In today’s music world, every man and his dog is embracing eclecticism. Yet can anyone name a DJ capable of playing both grime-rave Dirty Canvas and hipster-disco Bugged Out?! In one weekend? Or a producer as adept in the studio with tech house heavyweight Brodinski as with indie-singer Esser, and grime ...
In today’s music world, every man and his dog is embracing eclecticism. Yet can anyone name a DJ capable of playing both grime-rave Dirty Canvas and hipster-disco Bugged Out?! In one weekend? Or a producer as adept in the studio with tech house heavyweight Brodinski as with indie-singer Esser, and grime MC Jammer?
Step forward Mumdance, or Jack Adams, a 26-year-old producer and DJ from Brighton, whose trademark raw, riotous rhythms – drawn from Grime, UK funky, Brazilian baile funk, Caribbean calypso, American Baltimore Gutter, Afro-beat, High life, and Latin ghetto music such as tribal guarachero — have been electrifying dance floors worldwide over the last couple of years, providing him with a hectic DJ schedule which criss-crosses the globe from Australia, Mexico, North America, Europe and to all over the UK.
It all began with Jack’s bootleg of Diplo’s remix of “Black Lips” in early 2008, which was championed by taste makers including Diplo, Annie Mac, Sinden, and Switch. Diplo — key in breaking M.I.A, Santigold, and Spank Rock — took Jack under his wing and asked him to remix Santigold’s “Creator” for the Smash mixtape “Top Ranking.” Diplo’s Mad Decent label is also putting out the “Mumdance EP” in autumn.
To date, Jack has offered us tantalizing glimpses of his stylistically sprawling output: he has gathered 13 high profile official remixes – including indie-electro band The Whip, ATL gangster rapper Gucci Mane, Afro-popsters Radioclit, and Warp’s indie quintet Maximo Park – and made them free to download from his website www.mumdance.com
Jack, who worked as Vice Magazine’s Events Manager while at university (and programmed the lineups to their Tales Of the Jackalope festivals), is now concentrating on original productions, of which there are plenty. First up is the Transatlantic Riddim, a fiery UK vs US producer & MC clash between Brit-bashment MC Badness and US counterpart 77 Klash over a calypso-Eastern stringed-bongo jam produced by Mumdance & NYC Bass Heavyweight Ac Slater. (Out on Drop The Lime’s Trouble & Bass imprint).

Document layout detection data>
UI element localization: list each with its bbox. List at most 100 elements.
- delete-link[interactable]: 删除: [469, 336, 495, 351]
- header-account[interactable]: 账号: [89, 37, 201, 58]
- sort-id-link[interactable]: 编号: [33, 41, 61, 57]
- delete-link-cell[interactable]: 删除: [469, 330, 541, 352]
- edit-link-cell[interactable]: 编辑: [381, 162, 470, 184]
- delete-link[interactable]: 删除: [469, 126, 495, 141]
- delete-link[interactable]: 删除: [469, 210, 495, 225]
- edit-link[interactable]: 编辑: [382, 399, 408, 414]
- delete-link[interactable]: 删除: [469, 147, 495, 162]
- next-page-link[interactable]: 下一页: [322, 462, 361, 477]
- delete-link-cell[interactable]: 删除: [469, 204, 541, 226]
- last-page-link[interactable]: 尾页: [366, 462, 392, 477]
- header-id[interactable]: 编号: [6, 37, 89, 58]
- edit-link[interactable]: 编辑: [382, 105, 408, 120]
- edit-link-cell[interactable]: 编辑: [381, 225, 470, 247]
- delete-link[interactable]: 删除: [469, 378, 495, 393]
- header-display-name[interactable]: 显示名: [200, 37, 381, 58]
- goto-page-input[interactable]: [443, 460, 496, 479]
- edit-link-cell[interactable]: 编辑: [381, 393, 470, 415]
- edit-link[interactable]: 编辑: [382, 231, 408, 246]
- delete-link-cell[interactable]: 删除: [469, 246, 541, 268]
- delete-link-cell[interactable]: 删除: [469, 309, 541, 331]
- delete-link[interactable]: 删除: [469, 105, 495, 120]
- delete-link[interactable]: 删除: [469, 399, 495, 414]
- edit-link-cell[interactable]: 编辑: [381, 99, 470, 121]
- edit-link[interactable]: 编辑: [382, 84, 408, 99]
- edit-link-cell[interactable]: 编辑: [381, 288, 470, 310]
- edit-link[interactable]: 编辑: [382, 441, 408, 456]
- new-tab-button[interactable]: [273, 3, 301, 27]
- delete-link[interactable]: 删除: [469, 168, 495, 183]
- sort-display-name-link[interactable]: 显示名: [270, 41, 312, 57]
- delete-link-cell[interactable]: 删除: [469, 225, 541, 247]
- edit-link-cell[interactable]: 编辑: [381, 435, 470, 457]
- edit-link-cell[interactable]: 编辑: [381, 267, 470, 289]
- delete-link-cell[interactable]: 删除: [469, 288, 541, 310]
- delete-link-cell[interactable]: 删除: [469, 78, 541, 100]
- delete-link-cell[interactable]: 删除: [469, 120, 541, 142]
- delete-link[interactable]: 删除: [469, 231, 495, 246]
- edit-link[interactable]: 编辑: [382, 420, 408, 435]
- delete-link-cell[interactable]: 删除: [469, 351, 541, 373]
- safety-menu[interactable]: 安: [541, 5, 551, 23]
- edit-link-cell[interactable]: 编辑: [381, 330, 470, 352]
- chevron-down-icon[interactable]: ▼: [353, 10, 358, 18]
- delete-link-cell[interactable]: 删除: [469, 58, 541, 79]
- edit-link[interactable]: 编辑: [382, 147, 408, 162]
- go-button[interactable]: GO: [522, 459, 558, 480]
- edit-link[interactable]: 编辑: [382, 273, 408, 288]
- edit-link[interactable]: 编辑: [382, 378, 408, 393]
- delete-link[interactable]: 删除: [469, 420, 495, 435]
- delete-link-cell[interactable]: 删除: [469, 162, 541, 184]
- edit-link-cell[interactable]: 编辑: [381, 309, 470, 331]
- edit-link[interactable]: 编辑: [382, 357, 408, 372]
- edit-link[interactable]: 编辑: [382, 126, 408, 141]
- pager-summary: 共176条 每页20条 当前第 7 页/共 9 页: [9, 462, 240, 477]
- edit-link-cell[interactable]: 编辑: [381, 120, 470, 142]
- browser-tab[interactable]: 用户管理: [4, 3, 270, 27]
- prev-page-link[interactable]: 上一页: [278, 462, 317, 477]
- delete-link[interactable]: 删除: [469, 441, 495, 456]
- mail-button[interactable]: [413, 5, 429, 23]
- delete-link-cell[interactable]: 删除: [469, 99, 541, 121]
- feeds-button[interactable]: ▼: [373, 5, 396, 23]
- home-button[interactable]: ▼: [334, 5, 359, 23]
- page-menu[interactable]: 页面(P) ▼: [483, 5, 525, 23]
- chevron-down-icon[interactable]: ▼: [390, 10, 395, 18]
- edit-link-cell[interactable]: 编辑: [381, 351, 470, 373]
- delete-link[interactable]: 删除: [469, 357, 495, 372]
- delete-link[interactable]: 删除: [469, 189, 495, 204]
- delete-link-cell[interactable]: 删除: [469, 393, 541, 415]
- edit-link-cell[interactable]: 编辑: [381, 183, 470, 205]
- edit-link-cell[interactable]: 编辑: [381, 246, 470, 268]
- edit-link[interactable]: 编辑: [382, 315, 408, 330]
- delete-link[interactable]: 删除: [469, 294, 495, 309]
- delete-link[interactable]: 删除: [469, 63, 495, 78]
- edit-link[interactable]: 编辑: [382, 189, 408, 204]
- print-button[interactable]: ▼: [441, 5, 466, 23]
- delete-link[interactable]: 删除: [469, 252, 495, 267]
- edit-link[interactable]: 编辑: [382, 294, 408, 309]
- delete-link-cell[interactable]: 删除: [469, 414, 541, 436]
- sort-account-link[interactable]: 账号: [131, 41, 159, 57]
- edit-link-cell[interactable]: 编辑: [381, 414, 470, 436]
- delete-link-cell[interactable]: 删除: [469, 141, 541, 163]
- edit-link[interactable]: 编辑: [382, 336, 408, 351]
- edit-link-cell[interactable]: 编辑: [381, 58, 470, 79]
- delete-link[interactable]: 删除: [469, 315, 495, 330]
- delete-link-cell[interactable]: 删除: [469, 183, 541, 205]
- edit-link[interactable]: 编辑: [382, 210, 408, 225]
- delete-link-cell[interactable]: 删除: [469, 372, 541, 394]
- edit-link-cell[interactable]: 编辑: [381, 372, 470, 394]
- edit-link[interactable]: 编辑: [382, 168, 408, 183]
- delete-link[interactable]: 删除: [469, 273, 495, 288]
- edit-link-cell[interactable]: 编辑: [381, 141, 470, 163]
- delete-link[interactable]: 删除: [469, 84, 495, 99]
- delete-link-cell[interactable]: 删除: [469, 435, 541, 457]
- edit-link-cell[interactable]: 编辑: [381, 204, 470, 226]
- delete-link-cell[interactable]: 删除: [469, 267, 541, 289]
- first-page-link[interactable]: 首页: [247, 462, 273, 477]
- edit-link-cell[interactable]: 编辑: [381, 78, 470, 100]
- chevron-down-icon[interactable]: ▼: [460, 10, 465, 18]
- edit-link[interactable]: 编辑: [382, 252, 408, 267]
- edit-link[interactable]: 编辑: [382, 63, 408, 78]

Problems to work on>
A: Extract the passage of the Mumdance profile from "Step forward Mumdance, or" to "over the UK.", word for word.
B: According to the Mumdance profile, why does Jack Adams have a hectic DJ schedule? Answer in one to three sentences.
The lines are not needed for the work here.

Responses by item number>
A:
Step forward Mumdance, or Jack Adams, a 26-year-old producer and DJ from Brighton, whose trademark raw, riotous rhythms – drawn from Grime, UK funky, Brazilian baile funk, Caribbean calypso, American Baltimore Gutter, Afro-beat, High life, and Latin ghetto music such as tribal guarachero — have been electrifying dance floors worldwide over the last couple of years, providing him with a hectic DJ schedule which criss-crosses the globe from Australia, Mexico, North America, Europe and to all over the UK.

B: His raw, riotous rhythms, drawn from genres such as grime, UK funky, Brazilian baile funk and Caribbean calypso, have been electrifying dance floors worldwide over the last couple of years. That has given him a DJ schedule that criss-crosses the globe, from Australia, Mexico, North America and Europe to all over the UK.